### Task to complete
Below are records to transcribe exactly, without their pictures.

### Entries supplied

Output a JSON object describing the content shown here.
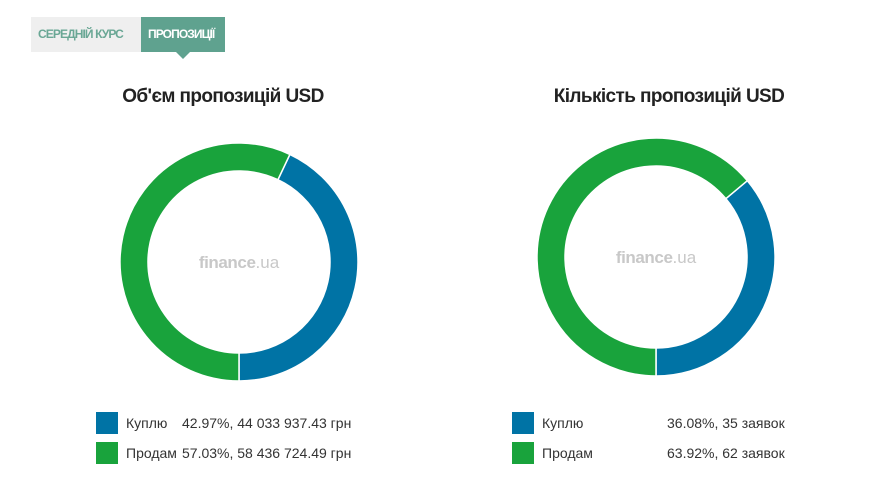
{
  "tabs": [
    {
      "label": "СЕРЕДНІЙ КУРС",
      "active": false
    },
    {
      "label": "ПРОПОЗИЦІЇ",
      "active": true
    }
  ],
  "colors": {
    "buy": "#0073a5",
    "sell": "#19a33c",
    "tab_active": "#5fa28f",
    "tab_inactive_bg": "#efefef"
  },
  "watermark": {
    "main": "finance",
    "suffix": ".ua"
  },
  "chart_data": [
    {
      "type": "pie",
      "title": "Об'єм пропозицій USD",
      "categories": [
        "Куплю",
        "Продам"
      ],
      "values": [
        42.97,
        57.03
      ],
      "labels": [
        "42.97%, 44 033 937.43 грн",
        "57.03%, 58 436 724.49 грн"
      ]
    },
    {
      "type": "pie",
      "title": "Кількість пропозицій USD",
      "categories": [
        "Куплю",
        "Продам"
      ],
      "values": [
        36.08,
        63.92
      ],
      "labels": [
        "36.08%, 35 заявок",
        "63.92%, 62 заявок"
      ]
    }
  ]
}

### Result of this task
Output a JSON object describing the content shown here.
{
  "tabs": [
    {
      "label": "СЕРЕДНІЙ КУРС",
      "active": false
    },
    {
      "label": "ПРОПОЗИЦІЇ",
      "active": true
    }
  ],
  "colors": {
    "buy": "#0073a5",
    "sell": "#19a33c",
    "tab_active": "#5fa28f",
    "tab_inactive_bg": "#efefef"
  },
  "watermark": {
    "main": "finance",
    "suffix": ".ua"
  },
  "chart_data": [
    {
      "type": "pie",
      "title": "Об'єм пропозицій USD",
      "categories": [
        "Куплю",
        "Продам"
      ],
      "values": [
        42.97,
        57.03
      ],
      "labels": [
        "42.97%, 44 033 937.43 грн",
        "57.03%, 58 436 724.49 грн"
      ]
    },
    {
      "type": "pie",
      "title": "Кількість пропозицій USD",
      "categories": [
        "Куплю",
        "Продам"
      ],
      "values": [
        36.08,
        63.92
      ],
      "labels": [
        "36.08%, 35 заявок",
        "63.92%, 62 заявок"
      ]
    }
  ]
}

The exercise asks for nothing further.